EXERCISE: Tally the lines in the records underneath that contain the string "marker", and state the figure by itself.

RECORDS FOR THIS TASK:
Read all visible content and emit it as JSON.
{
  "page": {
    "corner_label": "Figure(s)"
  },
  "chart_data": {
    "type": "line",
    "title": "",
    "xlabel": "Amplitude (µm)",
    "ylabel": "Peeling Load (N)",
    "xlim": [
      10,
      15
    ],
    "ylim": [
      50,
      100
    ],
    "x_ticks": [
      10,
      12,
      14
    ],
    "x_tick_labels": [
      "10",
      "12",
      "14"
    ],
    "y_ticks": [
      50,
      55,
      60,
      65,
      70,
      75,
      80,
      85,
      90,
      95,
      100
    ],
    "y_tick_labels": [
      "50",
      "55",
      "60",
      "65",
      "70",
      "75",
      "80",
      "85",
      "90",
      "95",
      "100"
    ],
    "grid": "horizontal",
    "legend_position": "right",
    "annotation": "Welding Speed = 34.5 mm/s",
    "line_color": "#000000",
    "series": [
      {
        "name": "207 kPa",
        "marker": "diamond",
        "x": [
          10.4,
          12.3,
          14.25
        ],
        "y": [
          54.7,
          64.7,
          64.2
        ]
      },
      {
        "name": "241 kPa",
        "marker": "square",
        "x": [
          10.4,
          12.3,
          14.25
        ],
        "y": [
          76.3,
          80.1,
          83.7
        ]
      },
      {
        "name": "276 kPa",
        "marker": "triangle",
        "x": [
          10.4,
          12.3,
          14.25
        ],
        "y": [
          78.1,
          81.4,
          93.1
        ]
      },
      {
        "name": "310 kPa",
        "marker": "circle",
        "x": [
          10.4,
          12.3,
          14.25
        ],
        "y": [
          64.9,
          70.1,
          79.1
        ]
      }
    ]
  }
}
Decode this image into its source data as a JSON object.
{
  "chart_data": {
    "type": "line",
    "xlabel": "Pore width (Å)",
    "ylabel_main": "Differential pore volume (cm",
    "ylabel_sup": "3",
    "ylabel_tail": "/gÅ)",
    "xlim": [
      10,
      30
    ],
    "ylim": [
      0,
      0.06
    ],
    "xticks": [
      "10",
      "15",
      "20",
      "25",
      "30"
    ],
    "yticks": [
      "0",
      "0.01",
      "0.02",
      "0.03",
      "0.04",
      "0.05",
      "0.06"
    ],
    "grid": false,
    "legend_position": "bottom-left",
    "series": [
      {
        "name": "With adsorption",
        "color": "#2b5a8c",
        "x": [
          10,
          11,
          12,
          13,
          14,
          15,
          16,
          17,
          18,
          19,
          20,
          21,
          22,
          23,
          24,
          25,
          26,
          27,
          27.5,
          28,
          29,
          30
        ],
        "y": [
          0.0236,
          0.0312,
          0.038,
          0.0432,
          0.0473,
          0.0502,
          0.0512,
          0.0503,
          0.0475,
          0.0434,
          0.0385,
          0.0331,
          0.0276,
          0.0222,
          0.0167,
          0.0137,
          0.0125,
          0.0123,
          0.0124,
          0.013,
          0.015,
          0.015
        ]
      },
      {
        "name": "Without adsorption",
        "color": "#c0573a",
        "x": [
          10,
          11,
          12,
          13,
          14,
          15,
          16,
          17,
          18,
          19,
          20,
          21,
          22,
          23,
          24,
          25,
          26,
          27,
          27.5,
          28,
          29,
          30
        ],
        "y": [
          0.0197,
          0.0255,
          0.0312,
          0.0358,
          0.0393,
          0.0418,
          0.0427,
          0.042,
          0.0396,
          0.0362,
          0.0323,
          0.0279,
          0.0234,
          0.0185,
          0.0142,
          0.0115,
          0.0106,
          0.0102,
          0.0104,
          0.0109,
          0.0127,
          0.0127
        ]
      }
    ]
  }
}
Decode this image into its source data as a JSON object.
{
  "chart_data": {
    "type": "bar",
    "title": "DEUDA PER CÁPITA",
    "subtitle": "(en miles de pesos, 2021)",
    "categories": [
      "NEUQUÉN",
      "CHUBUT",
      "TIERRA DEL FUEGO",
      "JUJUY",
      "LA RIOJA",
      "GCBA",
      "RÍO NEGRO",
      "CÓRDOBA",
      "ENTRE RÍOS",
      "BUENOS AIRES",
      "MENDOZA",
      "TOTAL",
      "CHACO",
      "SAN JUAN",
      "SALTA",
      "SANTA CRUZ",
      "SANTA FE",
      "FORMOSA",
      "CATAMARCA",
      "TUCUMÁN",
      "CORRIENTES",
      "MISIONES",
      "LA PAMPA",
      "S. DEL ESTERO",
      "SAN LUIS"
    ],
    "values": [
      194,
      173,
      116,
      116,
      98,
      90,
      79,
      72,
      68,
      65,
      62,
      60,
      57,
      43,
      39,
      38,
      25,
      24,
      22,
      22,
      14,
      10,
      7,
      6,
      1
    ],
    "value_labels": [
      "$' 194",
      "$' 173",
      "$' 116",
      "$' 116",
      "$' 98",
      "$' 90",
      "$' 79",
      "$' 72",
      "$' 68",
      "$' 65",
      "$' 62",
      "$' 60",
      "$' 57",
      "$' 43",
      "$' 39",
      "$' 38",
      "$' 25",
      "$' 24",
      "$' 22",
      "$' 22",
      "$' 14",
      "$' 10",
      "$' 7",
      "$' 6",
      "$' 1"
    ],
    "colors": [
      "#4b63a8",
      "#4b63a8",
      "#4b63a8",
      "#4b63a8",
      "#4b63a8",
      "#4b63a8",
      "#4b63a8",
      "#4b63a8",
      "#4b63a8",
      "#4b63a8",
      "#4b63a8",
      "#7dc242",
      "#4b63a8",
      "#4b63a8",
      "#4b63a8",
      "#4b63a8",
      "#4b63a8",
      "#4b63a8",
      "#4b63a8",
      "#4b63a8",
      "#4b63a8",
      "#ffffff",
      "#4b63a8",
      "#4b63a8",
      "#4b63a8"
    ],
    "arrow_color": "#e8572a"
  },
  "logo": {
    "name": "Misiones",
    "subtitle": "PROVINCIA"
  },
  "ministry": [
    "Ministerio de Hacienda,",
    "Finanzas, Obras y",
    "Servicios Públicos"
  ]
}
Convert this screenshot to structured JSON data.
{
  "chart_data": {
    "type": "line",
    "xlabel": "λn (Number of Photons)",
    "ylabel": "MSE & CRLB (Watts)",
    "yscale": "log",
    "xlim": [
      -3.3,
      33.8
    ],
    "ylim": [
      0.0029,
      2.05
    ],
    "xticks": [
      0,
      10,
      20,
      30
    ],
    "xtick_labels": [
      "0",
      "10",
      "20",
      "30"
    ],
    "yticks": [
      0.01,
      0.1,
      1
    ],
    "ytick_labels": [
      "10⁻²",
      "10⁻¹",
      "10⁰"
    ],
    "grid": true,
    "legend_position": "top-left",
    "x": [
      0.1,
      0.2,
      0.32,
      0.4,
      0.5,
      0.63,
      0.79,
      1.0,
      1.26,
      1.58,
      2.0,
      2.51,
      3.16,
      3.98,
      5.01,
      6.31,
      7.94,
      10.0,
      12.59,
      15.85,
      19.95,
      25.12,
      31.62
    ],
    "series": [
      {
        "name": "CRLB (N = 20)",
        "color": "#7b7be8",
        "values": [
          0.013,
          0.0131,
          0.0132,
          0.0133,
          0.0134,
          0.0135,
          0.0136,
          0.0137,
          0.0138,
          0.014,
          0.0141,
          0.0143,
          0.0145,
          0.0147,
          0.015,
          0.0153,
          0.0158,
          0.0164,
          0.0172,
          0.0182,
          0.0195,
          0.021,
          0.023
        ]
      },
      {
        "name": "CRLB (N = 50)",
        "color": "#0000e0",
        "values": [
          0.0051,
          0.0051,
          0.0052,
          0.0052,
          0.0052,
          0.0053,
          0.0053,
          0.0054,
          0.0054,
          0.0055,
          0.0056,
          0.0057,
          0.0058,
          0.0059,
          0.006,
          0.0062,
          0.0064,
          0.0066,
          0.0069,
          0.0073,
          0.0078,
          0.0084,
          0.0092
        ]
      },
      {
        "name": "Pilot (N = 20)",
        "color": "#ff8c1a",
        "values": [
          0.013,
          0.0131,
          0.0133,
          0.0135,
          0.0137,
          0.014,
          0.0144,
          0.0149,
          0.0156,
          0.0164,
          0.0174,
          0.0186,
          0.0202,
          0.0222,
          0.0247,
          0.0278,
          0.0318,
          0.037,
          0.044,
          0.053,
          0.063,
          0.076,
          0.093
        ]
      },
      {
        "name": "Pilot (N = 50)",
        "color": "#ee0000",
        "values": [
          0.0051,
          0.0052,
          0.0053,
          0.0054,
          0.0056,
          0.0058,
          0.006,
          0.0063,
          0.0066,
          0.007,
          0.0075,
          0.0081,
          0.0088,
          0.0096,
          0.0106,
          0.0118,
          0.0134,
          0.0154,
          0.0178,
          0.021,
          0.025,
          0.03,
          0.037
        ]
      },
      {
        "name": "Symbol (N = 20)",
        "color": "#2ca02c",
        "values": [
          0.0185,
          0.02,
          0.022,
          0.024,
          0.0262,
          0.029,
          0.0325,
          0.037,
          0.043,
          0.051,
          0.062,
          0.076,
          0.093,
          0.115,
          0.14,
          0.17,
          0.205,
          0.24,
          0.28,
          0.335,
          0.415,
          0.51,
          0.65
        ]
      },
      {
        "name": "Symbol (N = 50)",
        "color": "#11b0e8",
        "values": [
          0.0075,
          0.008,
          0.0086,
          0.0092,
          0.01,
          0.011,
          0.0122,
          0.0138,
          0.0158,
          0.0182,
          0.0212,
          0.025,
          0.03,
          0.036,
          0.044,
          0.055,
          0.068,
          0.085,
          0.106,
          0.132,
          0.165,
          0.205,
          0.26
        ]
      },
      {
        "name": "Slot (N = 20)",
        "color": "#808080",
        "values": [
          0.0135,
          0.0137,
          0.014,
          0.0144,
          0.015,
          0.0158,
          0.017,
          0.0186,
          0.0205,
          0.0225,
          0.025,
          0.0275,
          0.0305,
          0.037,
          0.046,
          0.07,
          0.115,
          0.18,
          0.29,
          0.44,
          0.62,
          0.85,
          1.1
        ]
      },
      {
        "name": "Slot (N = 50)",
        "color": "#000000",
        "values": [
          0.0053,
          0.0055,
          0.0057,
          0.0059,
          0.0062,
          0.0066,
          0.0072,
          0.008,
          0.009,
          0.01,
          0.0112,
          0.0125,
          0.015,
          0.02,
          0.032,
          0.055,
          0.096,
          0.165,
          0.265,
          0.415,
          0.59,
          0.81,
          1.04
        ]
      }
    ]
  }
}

EXERCISE ANSWER: 4